# Brief:
Reproduce the listing word for word. Skip any image.

= = = = = = =

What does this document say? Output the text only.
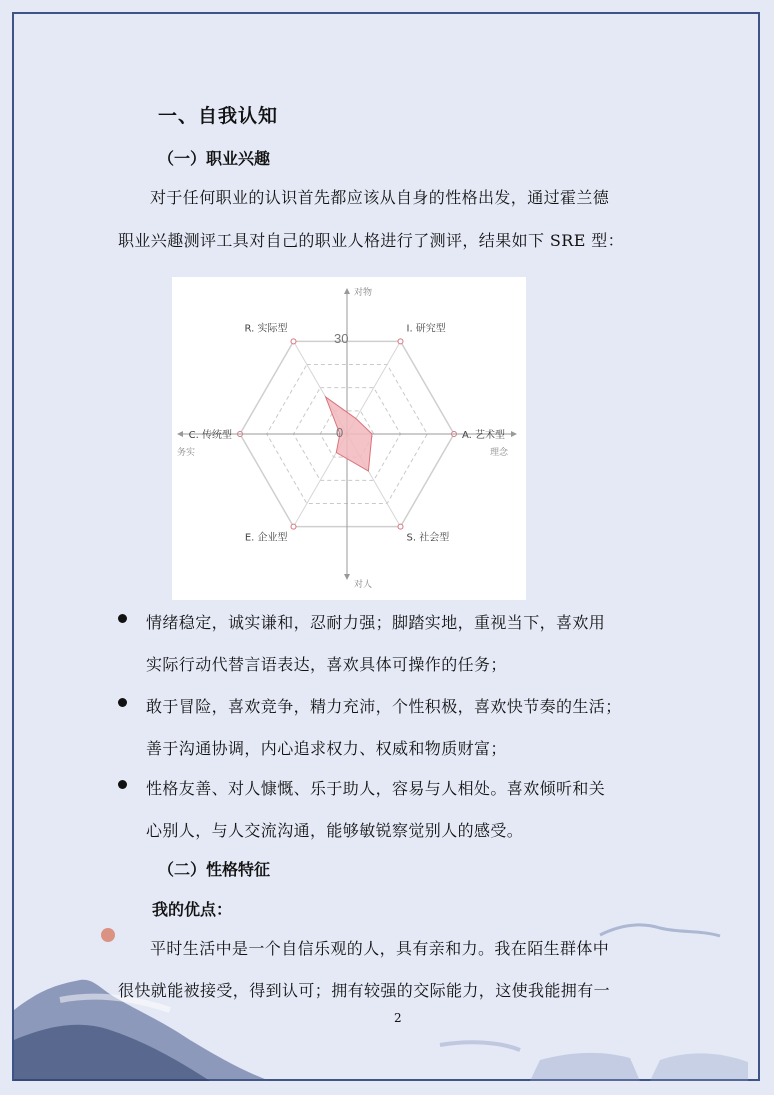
一、自我认知
（一）职业兴趣
对于任何职业的认识首先都应该从自身的性格出发，通过霍兰德
职业兴趣测评工具对自己的职业人格进行了测评，结果如下 SRE 型：
R. 实际型	I. 研究型
A. 艺术型
S. 社会型
E. 企业型
C. 传统型
30
0
对物
对人
务实	理念
情绪稳定，诚实谦和，忍耐力强；脚踏实地，重视当下，喜欢用
实际行动代替言语表达，喜欢具体可操作的任务；
敢于冒险，喜欢竞争，精力充沛，个性积极，喜欢快节奏的生活；
善于沟通协调，内心追求权力、权威和物质财富；
性格友善、对人慷慨、乐于助人，容易与人相处。喜欢倾听和关
心别人，与人交流沟通，能够敏锐察觉别人的感受。
（二）性格特征
我的优点：
平时生活中是一个自信乐观的人，具有亲和力。我在陌生群体中
很快就能被接受，得到认可；拥有较强的交际能力，这使我能拥有一
2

= = = = = = =

# Written reply:
What does this document say? Output the text only.
一、自我认知
（一）职业兴趣
对于任何职业的认识首先都应该从自身的性格出发，通过霍兰德
职业兴趣测评工具对自己的职业人格进行了测评，结果如下 SRE 型：
R. 实际型	I. 研究型
A. 艺术型
S. 社会型
E. 企业型
C. 传统型
30
0
对物
对人
务实	理念
情绪稳定，诚实谦和，忍耐力强；脚踏实地，重视当下，喜欢用
实际行动代替言语表达，喜欢具体可操作的任务；
敢于冒险，喜欢竞争，精力充沛，个性积极，喜欢快节奏的生活；
善于沟通协调，内心追求权力、权威和物质财富；
性格友善、对人慷慨、乐于助人，容易与人相处。喜欢倾听和关
心别人，与人交流沟通，能够敏锐察觉别人的感受。
（二）性格特征
我的优点：
平时生活中是一个自信乐观的人，具有亲和力。我在陌生群体中
很快就能被接受，得到认可；拥有较强的交际能力，这使我能拥有一
2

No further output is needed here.